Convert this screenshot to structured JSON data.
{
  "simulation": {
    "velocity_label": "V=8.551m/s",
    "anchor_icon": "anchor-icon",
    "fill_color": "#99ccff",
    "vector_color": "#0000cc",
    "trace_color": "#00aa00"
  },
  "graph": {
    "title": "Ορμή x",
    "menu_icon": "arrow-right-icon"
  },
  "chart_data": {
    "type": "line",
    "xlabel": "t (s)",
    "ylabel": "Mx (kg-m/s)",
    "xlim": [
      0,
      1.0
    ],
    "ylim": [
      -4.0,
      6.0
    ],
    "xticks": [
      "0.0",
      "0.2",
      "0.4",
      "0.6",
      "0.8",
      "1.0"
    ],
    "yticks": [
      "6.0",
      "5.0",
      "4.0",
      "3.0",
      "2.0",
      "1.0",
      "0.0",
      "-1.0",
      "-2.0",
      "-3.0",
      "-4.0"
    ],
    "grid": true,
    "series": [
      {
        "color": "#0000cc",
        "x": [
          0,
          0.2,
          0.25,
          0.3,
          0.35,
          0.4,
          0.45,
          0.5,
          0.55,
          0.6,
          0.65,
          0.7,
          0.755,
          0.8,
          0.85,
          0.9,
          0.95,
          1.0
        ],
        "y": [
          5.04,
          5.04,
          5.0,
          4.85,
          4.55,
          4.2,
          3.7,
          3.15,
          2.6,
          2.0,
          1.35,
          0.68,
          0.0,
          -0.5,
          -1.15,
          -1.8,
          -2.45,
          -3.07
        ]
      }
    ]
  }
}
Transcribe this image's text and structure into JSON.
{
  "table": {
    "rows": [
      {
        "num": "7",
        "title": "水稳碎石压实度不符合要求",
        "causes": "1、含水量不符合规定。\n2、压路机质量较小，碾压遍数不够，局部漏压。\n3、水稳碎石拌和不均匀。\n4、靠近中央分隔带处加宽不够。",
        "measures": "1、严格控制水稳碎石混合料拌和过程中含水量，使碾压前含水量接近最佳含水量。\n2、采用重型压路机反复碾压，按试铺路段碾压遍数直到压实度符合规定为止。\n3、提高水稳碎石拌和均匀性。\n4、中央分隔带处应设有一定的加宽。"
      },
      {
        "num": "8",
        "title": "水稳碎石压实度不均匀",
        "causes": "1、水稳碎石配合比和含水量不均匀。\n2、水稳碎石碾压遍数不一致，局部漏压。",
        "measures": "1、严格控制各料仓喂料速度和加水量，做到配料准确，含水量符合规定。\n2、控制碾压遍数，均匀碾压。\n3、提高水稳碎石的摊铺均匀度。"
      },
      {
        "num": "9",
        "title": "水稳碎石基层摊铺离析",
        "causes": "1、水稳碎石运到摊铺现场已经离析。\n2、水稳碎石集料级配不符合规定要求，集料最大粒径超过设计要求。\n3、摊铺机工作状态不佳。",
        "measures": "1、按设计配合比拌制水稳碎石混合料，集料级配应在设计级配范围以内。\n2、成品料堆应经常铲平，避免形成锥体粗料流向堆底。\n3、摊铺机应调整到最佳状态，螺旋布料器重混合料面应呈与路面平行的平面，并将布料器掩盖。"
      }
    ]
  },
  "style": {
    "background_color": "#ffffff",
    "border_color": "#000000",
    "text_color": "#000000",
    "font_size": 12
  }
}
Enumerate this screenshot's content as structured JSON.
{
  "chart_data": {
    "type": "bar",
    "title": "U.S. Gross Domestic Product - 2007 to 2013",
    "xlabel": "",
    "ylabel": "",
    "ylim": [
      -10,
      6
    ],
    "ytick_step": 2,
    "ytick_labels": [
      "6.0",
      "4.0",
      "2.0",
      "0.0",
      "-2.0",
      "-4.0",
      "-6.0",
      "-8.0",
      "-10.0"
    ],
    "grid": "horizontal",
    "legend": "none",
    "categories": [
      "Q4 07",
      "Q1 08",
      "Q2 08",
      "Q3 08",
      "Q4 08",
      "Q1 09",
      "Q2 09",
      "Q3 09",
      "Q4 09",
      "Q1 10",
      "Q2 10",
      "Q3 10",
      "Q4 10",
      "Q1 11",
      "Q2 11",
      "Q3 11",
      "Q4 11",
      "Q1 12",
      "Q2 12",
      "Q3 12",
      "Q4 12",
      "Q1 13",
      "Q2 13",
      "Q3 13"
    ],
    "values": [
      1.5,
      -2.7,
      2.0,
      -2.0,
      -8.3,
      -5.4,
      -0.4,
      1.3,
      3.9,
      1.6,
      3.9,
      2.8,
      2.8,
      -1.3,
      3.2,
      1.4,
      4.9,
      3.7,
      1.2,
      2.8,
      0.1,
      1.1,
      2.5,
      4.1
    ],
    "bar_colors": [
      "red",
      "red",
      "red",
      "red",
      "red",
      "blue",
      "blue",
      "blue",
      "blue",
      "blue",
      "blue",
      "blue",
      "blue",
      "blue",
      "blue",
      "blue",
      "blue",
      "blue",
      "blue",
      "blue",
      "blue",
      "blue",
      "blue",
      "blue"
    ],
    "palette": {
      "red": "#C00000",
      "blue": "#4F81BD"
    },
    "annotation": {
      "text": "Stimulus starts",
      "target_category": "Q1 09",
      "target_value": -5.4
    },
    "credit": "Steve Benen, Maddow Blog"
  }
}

REQUEST:
Write out every line from the records above, word for word.

EXPECTED ANSWER:
Convert this screenshot to structured JSON data.
{
  "simulation": {
    "velocity_label": "V=8.551m/s",
    "anchor_icon": "anchor-icon",
    "fill_color": "#99ccff",
    "vector_color": "#0000cc",
    "trace_color": "#00aa00"
  },
  "graph": {
    "title": "Ορμή x",
    "menu_icon": "arrow-right-icon"
  },
  "chart_data": {
    "type": "line",
    "xlabel": "t (s)",
    "ylabel": "Mx (kg-m/s)",
    "xlim": [
      0,
      1.0
    ],
    "ylim": [
      -4.0,
      6.0
    ],
    "xticks": [
      "0.0",
      "0.2",
      "0.4",
      "0.6",
      "0.8",
      "1.0"
    ],
    "yticks": [
      "6.0",
      "5.0",
      "4.0",
      "3.0",
      "2.0",
      "1.0",
      "0.0",
      "-1.0",
      "-2.0",
      "-3.0",
      "-4.0"
    ],
    "grid": true,
    "series": [
      {
        "color": "#0000cc",
        "x": [
          0,
          0.2,
          0.25,
          0.3,
          0.35,
          0.4,
          0.45,
          0.5,
          0.55,
          0.6,
          0.65,
          0.7,
          0.755,
          0.8,
          0.85,
          0.9,
          0.95,
          1.0
        ],
        "y": [
          5.04,
          5.04,
          5.0,
          4.85,
          4.55,
          4.2,
          3.7,
          3.15,
          2.6,
          2.0,
          1.35,
          0.68,
          0.0,
          -0.5,
          -1.15,
          -1.8,
          -2.45,
          -3.07
        ]
      }
    ]
  }
}
Transcribe this image's text and structure into JSON.
{
  "table": {
    "rows": [
      {
        "num": "7",
        "title": "水稳碎石压实度不符合要求",
        "causes": "1、含水量不符合规定。\n2、压路机质量较小，碾压遍数不够，局部漏压。\n3、水稳碎石拌和不均匀。\n4、靠近中央分隔带处加宽不够。",
        "measures": "1、严格控制水稳碎石混合料拌和过程中含水量，使碾压前含水量接近最佳含水量。\n2、采用重型压路机反复碾压，按试铺路段碾压遍数直到压实度符合规定为止。\n3、提高水稳碎石拌和均匀性。\n4、中央分隔带处应设有一定的加宽。"
      },
      {
        "num": "8",
        "title": "水稳碎石压实度不均匀",
        "causes": "1、水稳碎石配合比和含水量不均匀。\n2、水稳碎石碾压遍数不一致，局部漏压。",
        "measures": "1、严格控制各料仓喂料速度和加水量，做到配料准确，含水量符合规定。\n2、控制碾压遍数，均匀碾压。\n3、提高水稳碎石的摊铺均匀度。"
      },
      {
        "num": "9",
        "title": "水稳碎石基层摊铺离析",
        "causes": "1、水稳碎石运到摊铺现场已经离析。\n2、水稳碎石集料级配不符合规定要求，集料最大粒径超过设计要求。\n3、摊铺机工作状态不佳。",
        "measures": "1、按设计配合比拌制水稳碎石混合料，集料级配应在设计级配范围以内。\n2、成品料堆应经常铲平，避免形成锥体粗料流向堆底。\n3、摊铺机应调整到最佳状态，螺旋布料器重混合料面应呈与路面平行的平面，并将布料器掩盖。"
      }
    ]
  },
  "style": {
    "background_color": "#ffffff",
    "border_color": "#000000",
    "text_color": "#000000",
    "font_size": 12
  }
}
Enumerate this screenshot's content as structured JSON.
{
  "chart_data": {
    "type": "bar",
    "title": "U.S. Gross Domestic Product - 2007 to 2013",
    "xlabel": "",
    "ylabel": "",
    "ylim": [
      -10,
      6
    ],
    "ytick_step": 2,
    "ytick_labels": [
      "6.0",
      "4.0",
      "2.0",
      "0.0",
      "-2.0",
      "-4.0",
      "-6.0",
      "-8.0",
      "-10.0"
    ],
    "grid": "horizontal",
    "legend": "none",
    "categories": [
      "Q4 07",
      "Q1 08",
      "Q2 08",
      "Q3 08",
      "Q4 08",
      "Q1 09",
      "Q2 09",
      "Q3 09",
      "Q4 09",
      "Q1 10",
      "Q2 10",
      "Q3 10",
      "Q4 10",
      "Q1 11",
      "Q2 11",
      "Q3 11",
      "Q4 11",
      "Q1 12",
      "Q2 12",
      "Q3 12",
      "Q4 12",
      "Q1 13",
      "Q2 13",
      "Q3 13"
    ],
    "values": [
      1.5,
      -2.7,
      2.0,
      -2.0,
      -8.3,
      -5.4,
      -0.4,
      1.3,
      3.9,
      1.6,
      3.9,
      2.8,
      2.8,
      -1.3,
      3.2,
      1.4,
      4.9,
      3.7,
      1.2,
      2.8,
      0.1,
      1.1,
      2.5,
      4.1
    ],
    "bar_colors": [
      "red",
      "red",
      "red",
      "red",
      "red",
      "blue",
      "blue",
      "blue",
      "blue",
      "blue",
      "blue",
      "blue",
      "blue",
      "blue",
      "blue",
      "blue",
      "blue",
      "blue",
      "blue",
      "blue",
      "blue",
      "blue",
      "blue",
      "blue"
    ],
    "palette": {
      "red": "#C00000",
      "blue": "#4F81BD"
    },
    "annotation": {
      "text": "Stimulus starts",
      "target_category": "Q1 09",
      "target_value": -5.4
    },
    "credit": "Steve Benen, Maddow Blog"
  }
}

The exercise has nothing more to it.